A run of records:
● ● ● ● ●

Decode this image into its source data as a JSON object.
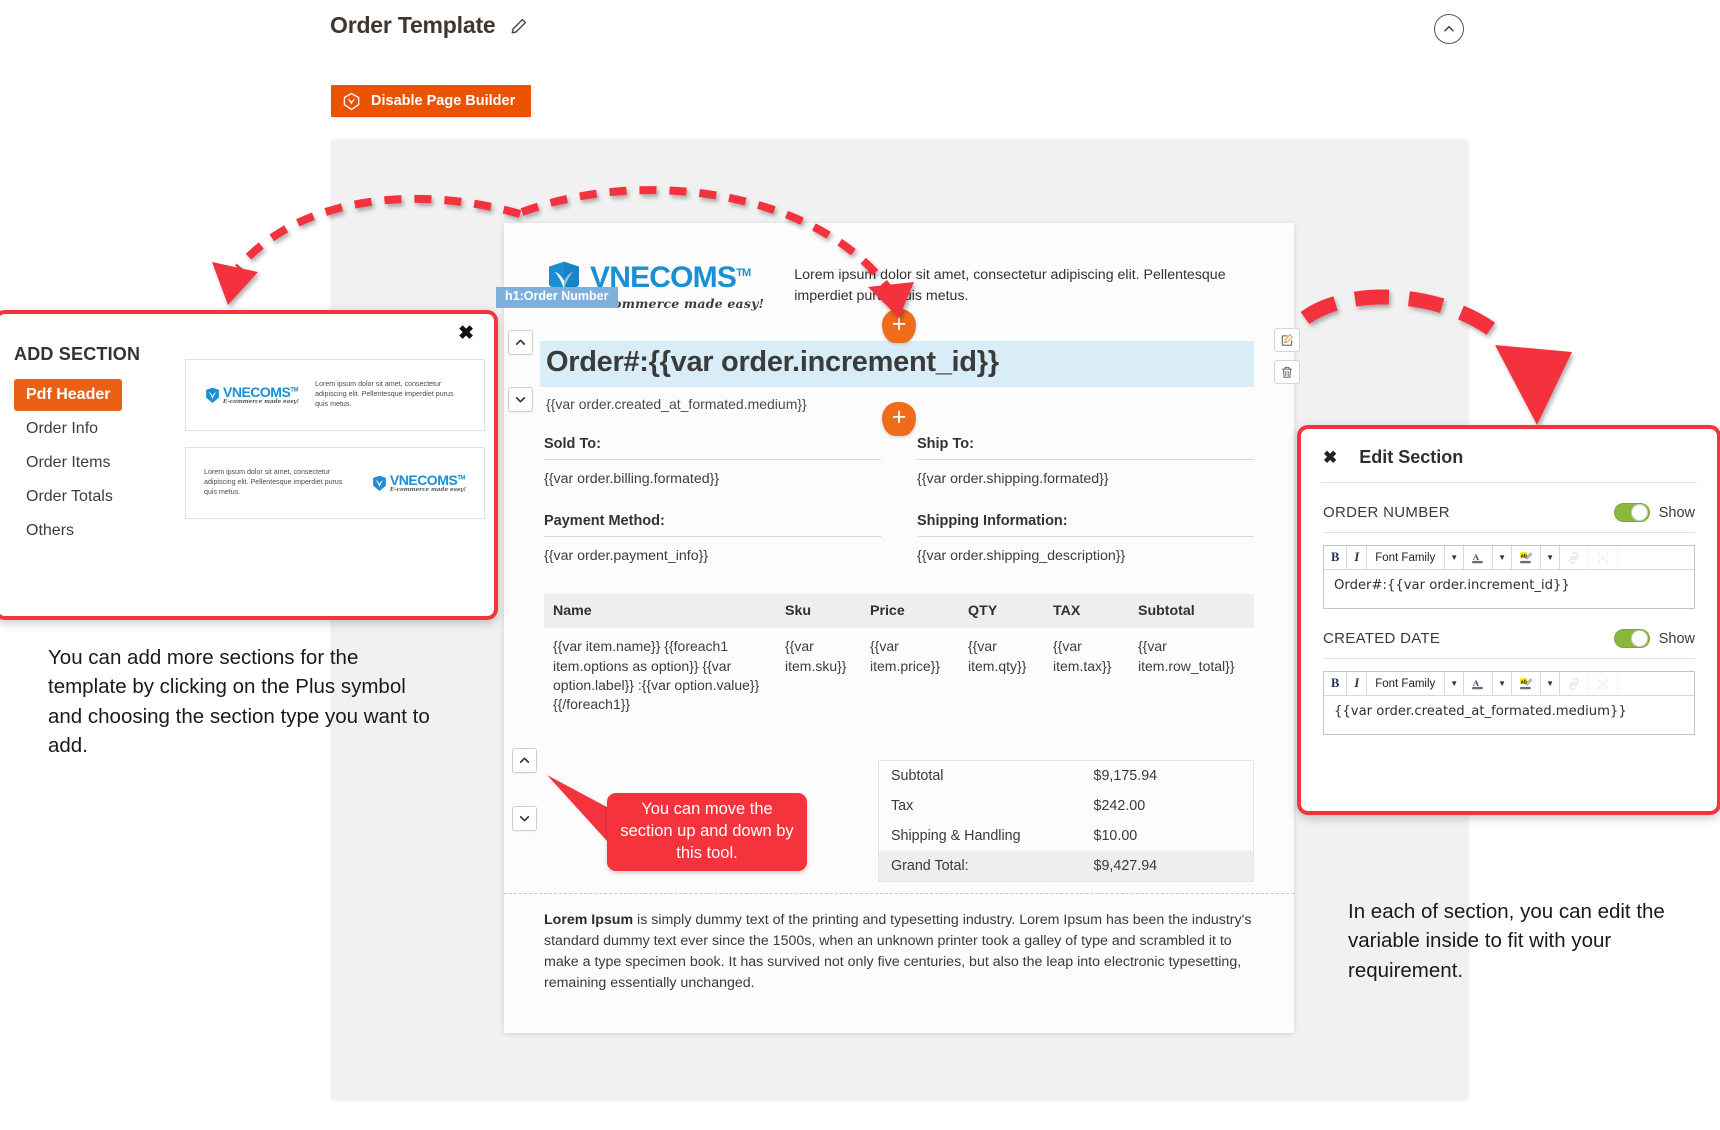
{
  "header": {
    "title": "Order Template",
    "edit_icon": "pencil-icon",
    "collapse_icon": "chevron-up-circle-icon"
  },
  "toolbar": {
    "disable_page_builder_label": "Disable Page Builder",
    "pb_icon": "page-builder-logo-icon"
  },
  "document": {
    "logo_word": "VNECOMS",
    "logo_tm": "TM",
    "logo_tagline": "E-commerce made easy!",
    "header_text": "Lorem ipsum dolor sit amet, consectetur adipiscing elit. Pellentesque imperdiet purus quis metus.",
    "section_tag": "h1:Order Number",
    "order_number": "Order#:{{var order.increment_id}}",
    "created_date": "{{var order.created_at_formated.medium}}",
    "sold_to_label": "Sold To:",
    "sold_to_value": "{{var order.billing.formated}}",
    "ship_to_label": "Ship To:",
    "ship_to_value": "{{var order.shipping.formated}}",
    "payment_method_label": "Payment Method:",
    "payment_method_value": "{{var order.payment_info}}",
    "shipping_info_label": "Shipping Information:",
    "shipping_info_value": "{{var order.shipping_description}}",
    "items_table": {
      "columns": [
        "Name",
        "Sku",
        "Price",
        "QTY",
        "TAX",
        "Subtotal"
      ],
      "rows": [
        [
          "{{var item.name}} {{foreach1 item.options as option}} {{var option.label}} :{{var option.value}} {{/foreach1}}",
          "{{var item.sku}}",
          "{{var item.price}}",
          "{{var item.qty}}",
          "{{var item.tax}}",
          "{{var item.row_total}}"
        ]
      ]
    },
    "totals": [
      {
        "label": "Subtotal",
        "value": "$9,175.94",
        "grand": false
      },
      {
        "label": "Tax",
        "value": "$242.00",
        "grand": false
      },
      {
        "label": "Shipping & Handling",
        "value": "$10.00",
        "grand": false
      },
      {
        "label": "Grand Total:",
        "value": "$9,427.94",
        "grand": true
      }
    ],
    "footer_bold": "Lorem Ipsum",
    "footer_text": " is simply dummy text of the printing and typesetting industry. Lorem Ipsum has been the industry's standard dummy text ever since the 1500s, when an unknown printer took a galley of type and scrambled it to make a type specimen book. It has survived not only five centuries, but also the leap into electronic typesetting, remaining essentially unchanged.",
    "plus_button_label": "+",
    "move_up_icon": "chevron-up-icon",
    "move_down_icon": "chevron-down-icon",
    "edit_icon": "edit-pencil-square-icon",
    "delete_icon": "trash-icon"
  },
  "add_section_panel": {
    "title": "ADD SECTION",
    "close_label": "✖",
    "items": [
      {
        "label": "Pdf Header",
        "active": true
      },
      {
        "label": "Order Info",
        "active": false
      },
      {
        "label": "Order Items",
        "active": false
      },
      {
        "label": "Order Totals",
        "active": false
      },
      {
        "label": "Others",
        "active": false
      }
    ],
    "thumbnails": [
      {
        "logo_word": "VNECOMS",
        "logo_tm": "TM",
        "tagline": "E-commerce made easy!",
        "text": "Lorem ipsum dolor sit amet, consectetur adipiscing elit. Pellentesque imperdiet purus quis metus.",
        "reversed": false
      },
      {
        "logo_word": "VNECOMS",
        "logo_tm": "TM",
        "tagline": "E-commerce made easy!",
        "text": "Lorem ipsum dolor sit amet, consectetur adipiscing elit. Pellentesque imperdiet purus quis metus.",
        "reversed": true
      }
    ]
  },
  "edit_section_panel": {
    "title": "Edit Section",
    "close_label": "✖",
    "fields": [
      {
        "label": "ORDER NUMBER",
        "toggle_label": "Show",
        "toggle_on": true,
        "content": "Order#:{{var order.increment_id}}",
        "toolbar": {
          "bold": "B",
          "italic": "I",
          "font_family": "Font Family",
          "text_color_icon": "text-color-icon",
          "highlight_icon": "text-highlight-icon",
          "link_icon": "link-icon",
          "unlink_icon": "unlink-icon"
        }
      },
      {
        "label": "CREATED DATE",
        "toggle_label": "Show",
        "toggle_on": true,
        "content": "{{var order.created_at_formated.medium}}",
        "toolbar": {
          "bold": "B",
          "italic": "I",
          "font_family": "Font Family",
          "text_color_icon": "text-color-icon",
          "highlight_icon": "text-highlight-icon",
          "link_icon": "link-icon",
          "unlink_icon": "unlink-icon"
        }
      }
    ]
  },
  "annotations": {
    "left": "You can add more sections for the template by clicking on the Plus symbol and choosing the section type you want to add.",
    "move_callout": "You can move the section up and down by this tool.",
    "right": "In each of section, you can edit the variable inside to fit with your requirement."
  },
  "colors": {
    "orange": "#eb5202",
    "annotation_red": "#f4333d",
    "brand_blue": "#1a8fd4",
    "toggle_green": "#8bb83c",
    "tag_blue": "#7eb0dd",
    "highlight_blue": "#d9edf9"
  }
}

● ● ● ● ●

### WORK INSTRUCTIONS
Write down only how many lines in the listing contain the word "into".

### FINAL RESULT
2